TO DO: Beneath this sentence is a set of records; write each of them out exactly.
##### RECORD EXTRACTS #####
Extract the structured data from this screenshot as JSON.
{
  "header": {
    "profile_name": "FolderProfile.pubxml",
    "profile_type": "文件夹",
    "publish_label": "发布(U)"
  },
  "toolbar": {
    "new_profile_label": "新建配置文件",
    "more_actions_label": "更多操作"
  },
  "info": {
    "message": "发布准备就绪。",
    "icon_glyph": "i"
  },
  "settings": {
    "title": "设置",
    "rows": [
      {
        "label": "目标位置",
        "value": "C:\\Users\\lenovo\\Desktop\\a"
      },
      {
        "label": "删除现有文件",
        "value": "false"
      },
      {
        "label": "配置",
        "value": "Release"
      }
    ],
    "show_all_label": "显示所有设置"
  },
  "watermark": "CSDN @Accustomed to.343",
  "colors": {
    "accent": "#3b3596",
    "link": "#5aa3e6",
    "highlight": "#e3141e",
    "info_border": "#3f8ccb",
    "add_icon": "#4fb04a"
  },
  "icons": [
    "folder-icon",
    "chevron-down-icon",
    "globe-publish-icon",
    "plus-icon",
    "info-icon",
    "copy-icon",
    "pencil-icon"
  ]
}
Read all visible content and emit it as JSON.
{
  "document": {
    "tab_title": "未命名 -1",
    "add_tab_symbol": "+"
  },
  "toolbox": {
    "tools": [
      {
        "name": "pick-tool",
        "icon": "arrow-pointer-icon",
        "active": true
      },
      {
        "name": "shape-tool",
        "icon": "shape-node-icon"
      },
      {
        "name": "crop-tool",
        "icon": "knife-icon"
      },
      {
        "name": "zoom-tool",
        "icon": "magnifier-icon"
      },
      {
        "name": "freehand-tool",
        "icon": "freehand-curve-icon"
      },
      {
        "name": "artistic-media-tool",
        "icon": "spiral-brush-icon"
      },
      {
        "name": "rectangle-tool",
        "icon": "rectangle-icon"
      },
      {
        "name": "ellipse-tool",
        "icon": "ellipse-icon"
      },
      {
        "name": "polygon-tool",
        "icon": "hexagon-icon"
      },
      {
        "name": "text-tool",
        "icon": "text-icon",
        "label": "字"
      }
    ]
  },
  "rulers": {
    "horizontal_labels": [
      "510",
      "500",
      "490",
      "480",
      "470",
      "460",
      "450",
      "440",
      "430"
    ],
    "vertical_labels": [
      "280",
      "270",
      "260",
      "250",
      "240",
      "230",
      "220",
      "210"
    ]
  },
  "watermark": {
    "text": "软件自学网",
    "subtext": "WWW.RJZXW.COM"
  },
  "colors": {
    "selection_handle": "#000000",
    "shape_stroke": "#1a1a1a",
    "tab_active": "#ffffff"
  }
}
#####
RESULT OF THE EXERCISE:
Extract the structured data from this screenshot as JSON.
{
  "header": {
    "profile_name": "FolderProfile.pubxml",
    "profile_type": "文件夹",
    "publish_label": "发布(U)"
  },
  "toolbar": {
    "new_profile_label": "新建配置文件",
    "more_actions_label": "更多操作"
  },
  "info": {
    "message": "发布准备就绪。",
    "icon_glyph": "i"
  },
  "settings": {
    "title": "设置",
    "rows": [
      {
        "label": "目标位置",
        "value": "C:\\Users\\lenovo\\Desktop\\a"
      },
      {
        "label": "删除现有文件",
        "value": "false"
      },
      {
        "label": "配置",
        "value": "Release"
      }
    ],
    "show_all_label": "显示所有设置"
  },
  "watermark": "CSDN @Accustomed to.343",
  "colors": {
    "accent": "#3b3596",
    "link": "#5aa3e6",
    "highlight": "#e3141e",
    "info_border": "#3f8ccb",
    "add_icon": "#4fb04a"
  },
  "icons": [
    "folder-icon",
    "chevron-down-icon",
    "globe-publish-icon",
    "plus-icon",
    "info-icon",
    "copy-icon",
    "pencil-icon"
  ]
}
Read all visible content and emit it as JSON.
{
  "document": {
    "tab_title": "未命名 -1",
    "add_tab_symbol": "+"
  },
  "toolbox": {
    "tools": [
      {
        "name": "pick-tool",
        "icon": "arrow-pointer-icon",
        "active": true
      },
      {
        "name": "shape-tool",
        "icon": "shape-node-icon"
      },
      {
        "name": "crop-tool",
        "icon": "knife-icon"
      },
      {
        "name": "zoom-tool",
        "icon": "magnifier-icon"
      },
      {
        "name": "freehand-tool",
        "icon": "freehand-curve-icon"
      },
      {
        "name": "artistic-media-tool",
        "icon": "spiral-brush-icon"
      },
      {
        "name": "rectangle-tool",
        "icon": "rectangle-icon"
      },
      {
        "name": "ellipse-tool",
        "icon": "ellipse-icon"
      },
      {
        "name": "polygon-tool",
        "icon": "hexagon-icon"
      },
      {
        "name": "text-tool",
        "icon": "text-icon",
        "label": "字"
      }
    ]
  },
  "rulers": {
    "horizontal_labels": [
      "510",
      "500",
      "490",
      "480",
      "470",
      "460",
      "450",
      "440",
      "430"
    ],
    "vertical_labels": [
      "280",
      "270",
      "260",
      "250",
      "240",
      "230",
      "220",
      "210"
    ]
  },
  "watermark": {
    "text": "软件自学网",
    "subtext": "WWW.RJZXW.COM"
  },
  "colors": {
    "selection_handle": "#000000",
    "shape_stroke": "#1a1a1a",
    "tab_active": "#ffffff"
  }
}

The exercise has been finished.